Start of Block
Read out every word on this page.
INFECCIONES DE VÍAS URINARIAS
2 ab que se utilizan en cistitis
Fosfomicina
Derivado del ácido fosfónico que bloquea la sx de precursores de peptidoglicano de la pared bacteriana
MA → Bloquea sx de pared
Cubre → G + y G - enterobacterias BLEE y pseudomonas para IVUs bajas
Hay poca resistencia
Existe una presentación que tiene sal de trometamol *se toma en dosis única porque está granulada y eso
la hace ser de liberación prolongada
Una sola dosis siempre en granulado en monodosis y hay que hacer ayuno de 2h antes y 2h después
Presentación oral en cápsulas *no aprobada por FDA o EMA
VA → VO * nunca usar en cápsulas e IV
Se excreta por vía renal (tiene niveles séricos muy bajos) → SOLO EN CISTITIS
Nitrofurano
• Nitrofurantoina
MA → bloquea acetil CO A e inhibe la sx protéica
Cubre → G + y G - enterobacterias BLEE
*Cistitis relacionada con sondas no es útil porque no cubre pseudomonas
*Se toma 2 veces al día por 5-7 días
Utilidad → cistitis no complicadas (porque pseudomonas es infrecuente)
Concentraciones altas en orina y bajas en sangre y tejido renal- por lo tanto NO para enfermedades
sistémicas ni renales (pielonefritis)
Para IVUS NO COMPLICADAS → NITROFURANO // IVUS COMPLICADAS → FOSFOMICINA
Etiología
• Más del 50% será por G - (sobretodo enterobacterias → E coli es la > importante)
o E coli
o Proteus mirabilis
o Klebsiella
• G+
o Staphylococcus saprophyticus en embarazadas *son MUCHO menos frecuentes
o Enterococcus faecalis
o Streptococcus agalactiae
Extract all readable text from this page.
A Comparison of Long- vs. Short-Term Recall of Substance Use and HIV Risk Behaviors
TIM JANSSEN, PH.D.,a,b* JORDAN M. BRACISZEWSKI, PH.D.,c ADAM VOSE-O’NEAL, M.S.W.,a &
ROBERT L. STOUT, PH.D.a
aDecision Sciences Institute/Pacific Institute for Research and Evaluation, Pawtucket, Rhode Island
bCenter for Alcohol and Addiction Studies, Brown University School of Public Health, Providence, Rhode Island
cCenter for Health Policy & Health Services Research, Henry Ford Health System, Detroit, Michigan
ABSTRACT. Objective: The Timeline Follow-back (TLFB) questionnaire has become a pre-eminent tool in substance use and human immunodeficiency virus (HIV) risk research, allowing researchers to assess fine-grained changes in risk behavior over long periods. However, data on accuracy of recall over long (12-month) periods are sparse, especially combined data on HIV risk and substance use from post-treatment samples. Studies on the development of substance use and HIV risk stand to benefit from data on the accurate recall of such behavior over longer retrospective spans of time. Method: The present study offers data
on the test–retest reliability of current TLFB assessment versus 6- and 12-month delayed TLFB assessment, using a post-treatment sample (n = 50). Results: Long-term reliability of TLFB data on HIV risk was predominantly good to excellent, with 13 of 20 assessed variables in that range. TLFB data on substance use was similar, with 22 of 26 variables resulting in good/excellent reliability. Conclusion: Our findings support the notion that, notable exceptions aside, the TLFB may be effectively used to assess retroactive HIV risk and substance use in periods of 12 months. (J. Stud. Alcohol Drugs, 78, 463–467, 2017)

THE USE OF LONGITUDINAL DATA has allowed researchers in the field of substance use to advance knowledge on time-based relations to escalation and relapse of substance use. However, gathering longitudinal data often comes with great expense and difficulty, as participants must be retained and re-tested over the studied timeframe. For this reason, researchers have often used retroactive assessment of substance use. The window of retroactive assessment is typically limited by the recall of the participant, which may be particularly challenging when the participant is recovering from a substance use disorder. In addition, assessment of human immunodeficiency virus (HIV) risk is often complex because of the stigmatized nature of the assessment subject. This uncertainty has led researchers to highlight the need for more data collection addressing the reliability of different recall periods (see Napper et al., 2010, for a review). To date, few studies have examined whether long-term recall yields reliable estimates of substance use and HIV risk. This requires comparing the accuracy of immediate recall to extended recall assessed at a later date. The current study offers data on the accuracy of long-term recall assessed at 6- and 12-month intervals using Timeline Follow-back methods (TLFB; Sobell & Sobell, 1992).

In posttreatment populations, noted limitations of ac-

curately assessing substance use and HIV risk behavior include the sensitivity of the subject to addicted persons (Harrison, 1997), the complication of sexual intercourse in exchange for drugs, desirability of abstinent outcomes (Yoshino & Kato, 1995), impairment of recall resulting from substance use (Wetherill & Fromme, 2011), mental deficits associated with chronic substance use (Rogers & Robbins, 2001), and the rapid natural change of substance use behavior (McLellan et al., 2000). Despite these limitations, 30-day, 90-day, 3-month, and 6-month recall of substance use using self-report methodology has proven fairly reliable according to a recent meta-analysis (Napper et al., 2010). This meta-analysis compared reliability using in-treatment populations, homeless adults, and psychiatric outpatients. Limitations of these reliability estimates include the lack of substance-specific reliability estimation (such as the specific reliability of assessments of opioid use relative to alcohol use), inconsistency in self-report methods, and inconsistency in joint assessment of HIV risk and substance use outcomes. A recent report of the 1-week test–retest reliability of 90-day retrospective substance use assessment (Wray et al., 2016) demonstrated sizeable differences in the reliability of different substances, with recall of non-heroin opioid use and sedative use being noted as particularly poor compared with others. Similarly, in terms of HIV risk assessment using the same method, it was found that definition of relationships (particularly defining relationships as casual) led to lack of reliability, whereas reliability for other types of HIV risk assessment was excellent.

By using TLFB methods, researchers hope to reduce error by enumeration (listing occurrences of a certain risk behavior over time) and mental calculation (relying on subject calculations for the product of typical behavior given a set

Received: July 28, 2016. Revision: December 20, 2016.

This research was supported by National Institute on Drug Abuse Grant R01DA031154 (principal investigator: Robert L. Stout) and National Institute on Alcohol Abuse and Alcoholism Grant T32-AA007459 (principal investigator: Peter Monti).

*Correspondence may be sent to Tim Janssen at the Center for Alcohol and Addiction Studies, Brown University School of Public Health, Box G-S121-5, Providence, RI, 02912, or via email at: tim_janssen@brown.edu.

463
End of Block
(Aim of the exercise):
The whole listing above is to be reproduced without any slip.

(Exercise solution):
Read out every word on this page.
INFECCIONES DE VÍAS URINARIAS
2 ab que se utilizan en cistitis
Fosfomicina
Derivado del ácido fosfónico que bloquea la sx de precursores de peptidoglicano de la pared bacteriana
MA → Bloquea sx de pared
Cubre → G + y G - enterobacterias BLEE y pseudomonas para IVUs bajas
Hay poca resistencia
Existe una presentación que tiene sal de trometamol *se toma en dosis única porque está granulada y eso
la hace ser de liberación prolongada
Una sola dosis siempre en granulado en monodosis y hay que hacer ayuno de 2h antes y 2h después
Presentación oral en cápsulas *no aprobada por FDA o EMA
VA → VO * nunca usar en cápsulas e IV
Se excreta por vía renal (tiene niveles séricos muy bajos) → SOLO EN CISTITIS
Nitrofurano
• Nitrofurantoina
MA → bloquea acetil CO A e inhibe la sx protéica
Cubre → G + y G - enterobacterias BLEE
*Cistitis relacionada con sondas no es útil porque no cubre pseudomonas
*Se toma 2 veces al día por 5-7 días
Utilidad → cistitis no complicadas (porque pseudomonas es infrecuente)
Concentraciones altas en orina y bajas en sangre y tejido renal- por lo tanto NO para enfermedades
sistémicas ni renales (pielonefritis)
Para IVUS NO COMPLICADAS → NITROFURANO // IVUS COMPLICADAS → FOSFOMICINA
Etiología
• Más del 50% será por G - (sobretodo enterobacterias → E coli es la > importante)
o E coli
o Proteus mirabilis
o Klebsiella
• G+
o Staphylococcus saprophyticus en embarazadas *son MUCHO menos frecuentes
o Enterococcus faecalis
o Streptococcus agalactiae
Extract all readable text from this page.
A Comparison of Long- vs. Short-Term Recall of Substance Use and HIV Risk Behaviors
TIM JANSSEN, PH.D.,a,b* JORDAN M. BRACISZEWSKI, PH.D.,c ADAM VOSE-O’NEAL, M.S.W.,a &
ROBERT L. STOUT, PH.D.a
aDecision Sciences Institute/Pacific Institute for Research and Evaluation, Pawtucket, Rhode Island
bCenter for Alcohol and Addiction Studies, Brown University School of Public Health, Providence, Rhode Island
cCenter for Health Policy & Health Services Research, Henry Ford Health System, Detroit, Michigan
ABSTRACT. Objective: The Timeline Follow-back (TLFB) questionnaire has become a pre-eminent tool in substance use and human immunodeficiency virus (HIV) risk research, allowing researchers to assess fine-grained changes in risk behavior over long periods. However, data on accuracy of recall over long (12-month) periods are sparse, especially combined data on HIV risk and substance use from post-treatment samples. Studies on the development of substance use and HIV risk stand to benefit from data on the accurate recall of such behavior over longer retrospective spans of time. Method: The present study offers data
on the test–retest reliability of current TLFB assessment versus 6- and 12-month delayed TLFB assessment, using a post-treatment sample (n = 50). Results: Long-term reliability of TLFB data on HIV risk was predominantly good to excellent, with 13 of 20 assessed variables in that range. TLFB data on substance use was similar, with 22 of 26 variables resulting in good/excellent reliability. Conclusion: Our findings support the notion that, notable exceptions aside, the TLFB may be effectively used to assess retroactive HIV risk and substance use in periods of 12 months. (J. Stud. Alcohol Drugs, 78, 463–467, 2017)

THE USE OF LONGITUDINAL DATA has allowed researchers in the field of substance use to advance knowledge on time-based relations to escalation and relapse of substance use. However, gathering longitudinal data often comes with great expense and difficulty, as participants must be retained and re-tested over the studied timeframe. For this reason, researchers have often used retroactive assessment of substance use. The window of retroactive assessment is typically limited by the recall of the participant, which may be particularly challenging when the participant is recovering from a substance use disorder. In addition, assessment of human immunodeficiency virus (HIV) risk is often complex because of the stigmatized nature of the assessment subject. This uncertainty has led researchers to highlight the need for more data collection addressing the reliability of different recall periods (see Napper et al., 2010, for a review). To date, few studies have examined whether long-term recall yields reliable estimates of substance use and HIV risk. This requires comparing the accuracy of immediate recall to extended recall assessed at a later date. The current study offers data on the accuracy of long-term recall assessed at 6- and 12-month intervals using Timeline Follow-back methods (TLFB; Sobell & Sobell, 1992).

In posttreatment populations, noted limitations of ac-

curately assessing substance use and HIV risk behavior include the sensitivity of the subject to addicted persons (Harrison, 1997), the complication of sexual intercourse in exchange for drugs, desirability of abstinent outcomes (Yoshino & Kato, 1995), impairment of recall resulting from substance use (Wetherill & Fromme, 2011), mental deficits associated with chronic substance use (Rogers & Robbins, 2001), and the rapid natural change of substance use behavior (McLellan et al., 2000). Despite these limitations, 30-day, 90-day, 3-month, and 6-month recall of substance use using self-report methodology has proven fairly reliable according to a recent meta-analysis (Napper et al., 2010). This meta-analysis compared reliability using in-treatment populations, homeless adults, and psychiatric outpatients. Limitations of these reliability estimates include the lack of substance-specific reliability estimation (such as the specific reliability of assessments of opioid use relative to alcohol use), inconsistency in self-report methods, and inconsistency in joint assessment of HIV risk and substance use outcomes. A recent report of the 1-week test–retest reliability of 90-day retrospective substance use assessment (Wray et al., 2016) demonstrated sizeable differences in the reliability of different substances, with recall of non-heroin opioid use and sedative use being noted as particularly poor compared with others. Similarly, in terms of HIV risk assessment using the same method, it was found that definition of relationships (particularly defining relationships as casual) led to lack of reliability, whereas reliability for other types of HIV risk assessment was excellent.

By using TLFB methods, researchers hope to reduce error by enumeration (listing occurrences of a certain risk behavior over time) and mental calculation (relying on subject calculations for the product of typical behavior given a set

Received: July 28, 2016. Revision: December 20, 2016.

This research was supported by National Institute on Drug Abuse Grant R01DA031154 (principal investigator: Robert L. Stout) and National Institute on Alcohol Abuse and Alcoholism Grant T32-AA007459 (principal investigator: Peter Monti).

*Correspondence may be sent to Tim Janssen at the Center for Alcohol and Addiction Studies, Brown University School of Public Health, Box G-S121-5, Providence, RI, 02912, or via email at: tim_janssen@brown.edu.

463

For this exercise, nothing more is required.